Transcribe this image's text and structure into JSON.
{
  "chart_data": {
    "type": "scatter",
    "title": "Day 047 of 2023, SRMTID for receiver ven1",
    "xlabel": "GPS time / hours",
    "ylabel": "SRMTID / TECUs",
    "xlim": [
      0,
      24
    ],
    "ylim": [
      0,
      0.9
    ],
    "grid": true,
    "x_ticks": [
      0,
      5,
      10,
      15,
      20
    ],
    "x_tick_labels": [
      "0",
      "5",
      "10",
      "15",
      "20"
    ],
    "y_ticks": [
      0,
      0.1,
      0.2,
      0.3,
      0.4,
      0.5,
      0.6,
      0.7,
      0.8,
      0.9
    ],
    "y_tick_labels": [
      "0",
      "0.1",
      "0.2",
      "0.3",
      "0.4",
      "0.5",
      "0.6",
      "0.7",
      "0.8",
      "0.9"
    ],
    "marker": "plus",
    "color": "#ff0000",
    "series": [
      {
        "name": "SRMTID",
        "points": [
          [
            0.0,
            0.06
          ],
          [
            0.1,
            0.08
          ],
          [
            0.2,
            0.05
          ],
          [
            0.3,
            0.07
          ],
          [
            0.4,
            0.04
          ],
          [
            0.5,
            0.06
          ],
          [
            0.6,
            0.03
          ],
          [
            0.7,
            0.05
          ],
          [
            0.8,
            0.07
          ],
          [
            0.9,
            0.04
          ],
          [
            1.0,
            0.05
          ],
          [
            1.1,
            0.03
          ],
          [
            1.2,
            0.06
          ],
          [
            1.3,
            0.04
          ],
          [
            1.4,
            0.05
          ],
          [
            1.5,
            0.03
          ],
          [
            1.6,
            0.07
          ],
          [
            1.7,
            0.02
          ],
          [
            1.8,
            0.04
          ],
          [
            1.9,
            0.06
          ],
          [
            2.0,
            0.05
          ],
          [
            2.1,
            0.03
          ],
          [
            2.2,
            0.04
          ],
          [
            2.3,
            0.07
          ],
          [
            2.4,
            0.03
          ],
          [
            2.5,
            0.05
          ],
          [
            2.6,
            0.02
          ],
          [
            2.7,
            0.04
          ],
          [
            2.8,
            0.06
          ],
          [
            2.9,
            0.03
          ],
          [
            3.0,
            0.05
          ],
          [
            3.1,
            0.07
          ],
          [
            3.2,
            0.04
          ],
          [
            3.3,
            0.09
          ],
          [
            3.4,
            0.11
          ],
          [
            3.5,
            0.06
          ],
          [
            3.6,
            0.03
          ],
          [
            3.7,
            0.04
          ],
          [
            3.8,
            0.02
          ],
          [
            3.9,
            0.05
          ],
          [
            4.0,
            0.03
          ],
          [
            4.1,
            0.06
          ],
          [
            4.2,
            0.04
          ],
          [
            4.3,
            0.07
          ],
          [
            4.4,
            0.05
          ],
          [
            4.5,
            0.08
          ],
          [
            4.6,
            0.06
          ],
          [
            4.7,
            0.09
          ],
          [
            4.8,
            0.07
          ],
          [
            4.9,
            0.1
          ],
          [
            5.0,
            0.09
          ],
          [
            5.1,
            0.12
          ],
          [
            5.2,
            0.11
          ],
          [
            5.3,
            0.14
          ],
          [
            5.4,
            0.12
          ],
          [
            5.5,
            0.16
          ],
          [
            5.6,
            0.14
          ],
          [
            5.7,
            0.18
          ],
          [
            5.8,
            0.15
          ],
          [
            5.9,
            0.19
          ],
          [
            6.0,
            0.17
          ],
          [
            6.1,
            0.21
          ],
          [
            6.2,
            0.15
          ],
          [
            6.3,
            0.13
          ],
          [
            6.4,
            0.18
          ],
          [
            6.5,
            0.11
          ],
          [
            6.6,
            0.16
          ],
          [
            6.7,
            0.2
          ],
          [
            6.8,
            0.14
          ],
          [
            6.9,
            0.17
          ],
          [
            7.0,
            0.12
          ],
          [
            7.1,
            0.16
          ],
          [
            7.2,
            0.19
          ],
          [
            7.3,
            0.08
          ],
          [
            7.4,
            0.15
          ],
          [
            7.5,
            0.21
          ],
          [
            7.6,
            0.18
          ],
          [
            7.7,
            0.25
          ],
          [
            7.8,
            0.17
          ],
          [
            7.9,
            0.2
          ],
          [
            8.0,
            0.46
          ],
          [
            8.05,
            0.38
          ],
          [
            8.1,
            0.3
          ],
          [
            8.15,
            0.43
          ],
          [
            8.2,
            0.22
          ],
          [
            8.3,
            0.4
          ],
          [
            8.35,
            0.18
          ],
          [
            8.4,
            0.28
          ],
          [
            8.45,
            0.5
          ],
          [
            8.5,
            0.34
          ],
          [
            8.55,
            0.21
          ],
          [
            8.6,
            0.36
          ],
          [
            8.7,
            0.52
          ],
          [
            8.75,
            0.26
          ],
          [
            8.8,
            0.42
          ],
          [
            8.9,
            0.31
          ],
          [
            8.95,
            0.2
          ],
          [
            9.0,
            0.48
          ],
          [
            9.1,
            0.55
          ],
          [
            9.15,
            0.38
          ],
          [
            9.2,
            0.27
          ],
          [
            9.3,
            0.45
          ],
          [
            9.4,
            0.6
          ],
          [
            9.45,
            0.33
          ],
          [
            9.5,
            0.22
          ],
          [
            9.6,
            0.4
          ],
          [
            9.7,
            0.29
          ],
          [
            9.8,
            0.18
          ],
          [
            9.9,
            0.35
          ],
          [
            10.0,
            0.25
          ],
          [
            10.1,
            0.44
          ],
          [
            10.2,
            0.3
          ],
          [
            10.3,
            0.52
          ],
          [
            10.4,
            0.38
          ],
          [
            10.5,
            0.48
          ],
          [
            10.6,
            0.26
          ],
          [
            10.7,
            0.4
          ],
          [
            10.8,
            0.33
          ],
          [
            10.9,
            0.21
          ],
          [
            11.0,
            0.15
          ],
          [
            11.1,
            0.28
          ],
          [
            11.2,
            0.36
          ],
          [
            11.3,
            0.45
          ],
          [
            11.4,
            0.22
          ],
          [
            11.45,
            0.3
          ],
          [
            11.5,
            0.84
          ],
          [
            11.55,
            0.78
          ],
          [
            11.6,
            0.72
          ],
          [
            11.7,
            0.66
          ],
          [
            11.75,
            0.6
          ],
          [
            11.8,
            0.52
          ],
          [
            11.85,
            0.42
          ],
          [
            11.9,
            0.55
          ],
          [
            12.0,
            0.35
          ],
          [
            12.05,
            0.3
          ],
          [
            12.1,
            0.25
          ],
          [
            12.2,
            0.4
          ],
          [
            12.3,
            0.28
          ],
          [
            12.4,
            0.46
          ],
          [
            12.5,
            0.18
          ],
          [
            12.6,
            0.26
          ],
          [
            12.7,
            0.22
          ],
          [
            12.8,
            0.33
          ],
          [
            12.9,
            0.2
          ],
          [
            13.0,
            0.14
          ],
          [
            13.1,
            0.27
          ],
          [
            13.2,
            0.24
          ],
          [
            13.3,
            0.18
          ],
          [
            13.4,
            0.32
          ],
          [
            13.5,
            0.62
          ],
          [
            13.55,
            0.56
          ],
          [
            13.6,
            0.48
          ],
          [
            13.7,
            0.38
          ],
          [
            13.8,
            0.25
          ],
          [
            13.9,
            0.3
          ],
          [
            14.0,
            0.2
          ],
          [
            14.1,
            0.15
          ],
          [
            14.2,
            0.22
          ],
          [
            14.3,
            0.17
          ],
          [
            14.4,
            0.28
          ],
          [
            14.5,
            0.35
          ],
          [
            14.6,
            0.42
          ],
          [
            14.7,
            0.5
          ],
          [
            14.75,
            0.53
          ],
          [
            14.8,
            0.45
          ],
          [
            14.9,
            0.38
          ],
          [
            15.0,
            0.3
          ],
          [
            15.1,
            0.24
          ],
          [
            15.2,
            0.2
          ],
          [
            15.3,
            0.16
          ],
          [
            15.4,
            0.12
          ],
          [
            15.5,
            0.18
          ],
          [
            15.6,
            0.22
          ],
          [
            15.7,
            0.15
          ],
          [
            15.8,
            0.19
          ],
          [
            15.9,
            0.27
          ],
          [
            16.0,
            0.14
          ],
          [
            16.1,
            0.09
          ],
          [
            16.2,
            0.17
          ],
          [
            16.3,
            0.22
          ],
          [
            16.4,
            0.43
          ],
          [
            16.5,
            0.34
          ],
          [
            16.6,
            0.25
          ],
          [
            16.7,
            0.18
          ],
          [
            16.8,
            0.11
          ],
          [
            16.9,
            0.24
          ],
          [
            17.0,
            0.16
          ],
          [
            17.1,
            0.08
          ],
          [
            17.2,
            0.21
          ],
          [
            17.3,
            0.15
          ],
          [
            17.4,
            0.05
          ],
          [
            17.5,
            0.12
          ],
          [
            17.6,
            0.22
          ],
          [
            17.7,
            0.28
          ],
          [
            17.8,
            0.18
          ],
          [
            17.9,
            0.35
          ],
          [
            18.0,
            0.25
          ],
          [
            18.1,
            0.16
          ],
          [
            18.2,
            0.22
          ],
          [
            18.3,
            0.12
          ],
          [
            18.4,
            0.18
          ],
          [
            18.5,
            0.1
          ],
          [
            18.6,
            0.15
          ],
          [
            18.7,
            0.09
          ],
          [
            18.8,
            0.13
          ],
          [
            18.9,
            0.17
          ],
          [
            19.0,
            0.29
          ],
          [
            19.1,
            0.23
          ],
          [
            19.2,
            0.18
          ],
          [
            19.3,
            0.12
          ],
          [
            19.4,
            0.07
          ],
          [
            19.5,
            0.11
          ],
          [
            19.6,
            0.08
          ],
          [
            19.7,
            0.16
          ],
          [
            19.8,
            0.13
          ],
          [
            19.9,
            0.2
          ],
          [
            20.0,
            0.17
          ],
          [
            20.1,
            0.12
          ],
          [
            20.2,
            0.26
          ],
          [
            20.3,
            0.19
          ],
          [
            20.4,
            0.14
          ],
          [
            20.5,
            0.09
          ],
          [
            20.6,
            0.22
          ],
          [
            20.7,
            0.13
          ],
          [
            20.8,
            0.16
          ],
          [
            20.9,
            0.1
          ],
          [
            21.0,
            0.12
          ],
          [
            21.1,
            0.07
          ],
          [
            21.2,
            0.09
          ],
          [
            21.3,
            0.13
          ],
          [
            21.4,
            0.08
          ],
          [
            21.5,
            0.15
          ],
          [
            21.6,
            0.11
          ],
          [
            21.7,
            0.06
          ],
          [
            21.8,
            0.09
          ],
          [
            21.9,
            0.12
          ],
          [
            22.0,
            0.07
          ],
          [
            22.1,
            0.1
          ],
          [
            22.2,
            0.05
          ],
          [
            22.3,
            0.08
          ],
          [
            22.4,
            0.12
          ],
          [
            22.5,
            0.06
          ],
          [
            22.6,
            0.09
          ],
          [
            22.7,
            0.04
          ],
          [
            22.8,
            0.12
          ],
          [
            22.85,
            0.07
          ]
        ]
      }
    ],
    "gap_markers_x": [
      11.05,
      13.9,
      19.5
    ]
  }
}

▶ [Exercise aim] In the entries above, locate every line with the word "SRMTID" and copy it.

▶ [Answer for the task]
    "title": "Day 047 of 2023, SRMTID for receiver ven1",
    "ylabel": "SRMTID / TECUs",
        "name": "SRMTID",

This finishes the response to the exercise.